▸ **Exercise instructions**: Make an exact copy of all the entries, with the pictures left out.

▸ **Information supplied**:
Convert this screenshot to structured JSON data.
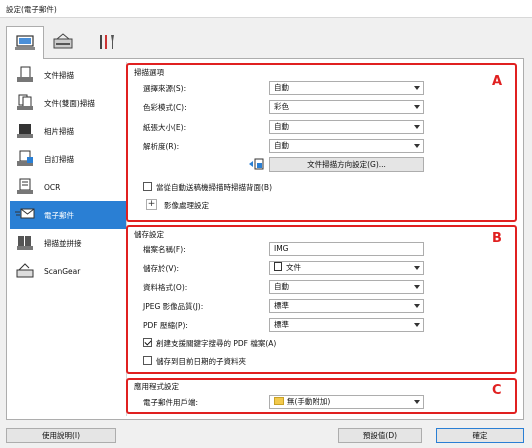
{
  "window": {
    "title": "設定(電子郵件)"
  },
  "tabs": [
    {
      "icon": "scan-from-computer-icon",
      "active": true
    },
    {
      "icon": "scan-from-panel-icon",
      "active": false
    },
    {
      "icon": "tools-icon",
      "active": false
    }
  ],
  "sidebar": {
    "items": [
      {
        "label": "文件掃描",
        "icon": "document-scan-icon",
        "selected": false
      },
      {
        "label": "文件(雙面)掃描",
        "icon": "duplex-scan-icon",
        "selected": false
      },
      {
        "label": "相片掃描",
        "icon": "photo-scan-icon",
        "selected": false
      },
      {
        "label": "自訂掃描",
        "icon": "custom-scan-icon",
        "selected": false
      },
      {
        "label": "OCR",
        "icon": "ocr-icon",
        "selected": false
      },
      {
        "label": "電子郵件",
        "icon": "email-icon",
        "selected": true
      },
      {
        "label": "掃描並拼接",
        "icon": "stitch-icon",
        "selected": false
      },
      {
        "label": "ScanGear",
        "icon": "scangear-icon",
        "selected": false
      }
    ]
  },
  "scan_options": {
    "title": "掃描選項",
    "letter": "A",
    "rows": [
      {
        "label": "選擇來源(S):",
        "value": "自動"
      },
      {
        "label": "色彩模式(C):",
        "value": "彩色"
      },
      {
        "label": "紙張大小(E):",
        "value": "自動"
      },
      {
        "label": "解析度(R):",
        "value": "自動"
      }
    ],
    "orientation_button": "文件掃描方向設定(G)...",
    "duplex_checkbox": {
      "label": "當從自動送稿機掃描時掃描背面(B)",
      "checked": false
    },
    "image_processing": "影像處理設定"
  },
  "save_settings": {
    "title": "儲存設定",
    "letter": "B",
    "file_name": {
      "label": "檔案名稱(F):",
      "value": "IMG"
    },
    "save_in": {
      "label": "儲存於(V):",
      "value": "文件"
    },
    "data_format": {
      "label": "資料格式(O):",
      "value": "自動"
    },
    "jpeg_quality": {
      "label": "JPEG 影像品質(J):",
      "value": "標準"
    },
    "pdf_compression": {
      "label": "PDF 壓縮(P):",
      "value": "標準"
    },
    "pdf_keyword_checkbox": {
      "label": "創建支援關鍵字搜尋的 PDF 檔案(A)",
      "checked": true
    },
    "date_subfolder_checkbox": {
      "label": "儲存到目前日期的子資料夾",
      "checked": false
    }
  },
  "app_settings": {
    "title": "應用程式設定",
    "letter": "C",
    "email_client": {
      "label": "電子郵件用戶端:",
      "value": "無(手動附加)"
    }
  },
  "footer": {
    "help_button": "使用說明(I)",
    "defaults_button": "預設值(D)",
    "ok_button": "確定"
  }
}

▸ **Answer to this task**:
Convert this screenshot to structured JSON data.
{
  "window": {
    "title": "設定(電子郵件)"
  },
  "tabs": [
    {
      "icon": "scan-from-computer-icon",
      "active": true
    },
    {
      "icon": "scan-from-panel-icon",
      "active": false
    },
    {
      "icon": "tools-icon",
      "active": false
    }
  ],
  "sidebar": {
    "items": [
      {
        "label": "文件掃描",
        "icon": "document-scan-icon",
        "selected": false
      },
      {
        "label": "文件(雙面)掃描",
        "icon": "duplex-scan-icon",
        "selected": false
      },
      {
        "label": "相片掃描",
        "icon": "photo-scan-icon",
        "selected": false
      },
      {
        "label": "自訂掃描",
        "icon": "custom-scan-icon",
        "selected": false
      },
      {
        "label": "OCR",
        "icon": "ocr-icon",
        "selected": false
      },
      {
        "label": "電子郵件",
        "icon": "email-icon",
        "selected": true
      },
      {
        "label": "掃描並拼接",
        "icon": "stitch-icon",
        "selected": false
      },
      {
        "label": "ScanGear",
        "icon": "scangear-icon",
        "selected": false
      }
    ]
  },
  "scan_options": {
    "title": "掃描選項",
    "letter": "A",
    "rows": [
      {
        "label": "選擇來源(S):",
        "value": "自動"
      },
      {
        "label": "色彩模式(C):",
        "value": "彩色"
      },
      {
        "label": "紙張大小(E):",
        "value": "自動"
      },
      {
        "label": "解析度(R):",
        "value": "自動"
      }
    ],
    "orientation_button": "文件掃描方向設定(G)...",
    "duplex_checkbox": {
      "label": "當從自動送稿機掃描時掃描背面(B)",
      "checked": false
    },
    "image_processing": "影像處理設定"
  },
  "save_settings": {
    "title": "儲存設定",
    "letter": "B",
    "file_name": {
      "label": "檔案名稱(F):",
      "value": "IMG"
    },
    "save_in": {
      "label": "儲存於(V):",
      "value": "文件"
    },
    "data_format": {
      "label": "資料格式(O):",
      "value": "自動"
    },
    "jpeg_quality": {
      "label": "JPEG 影像品質(J):",
      "value": "標準"
    },
    "pdf_compression": {
      "label": "PDF 壓縮(P):",
      "value": "標準"
    },
    "pdf_keyword_checkbox": {
      "label": "創建支援關鍵字搜尋的 PDF 檔案(A)",
      "checked": true
    },
    "date_subfolder_checkbox": {
      "label": "儲存到目前日期的子資料夾",
      "checked": false
    }
  },
  "app_settings": {
    "title": "應用程式設定",
    "letter": "C",
    "email_client": {
      "label": "電子郵件用戶端:",
      "value": "無(手動附加)"
    }
  },
  "footer": {
    "help_button": "使用說明(I)",
    "defaults_button": "預設值(D)",
    "ok_button": "確定"
  }
}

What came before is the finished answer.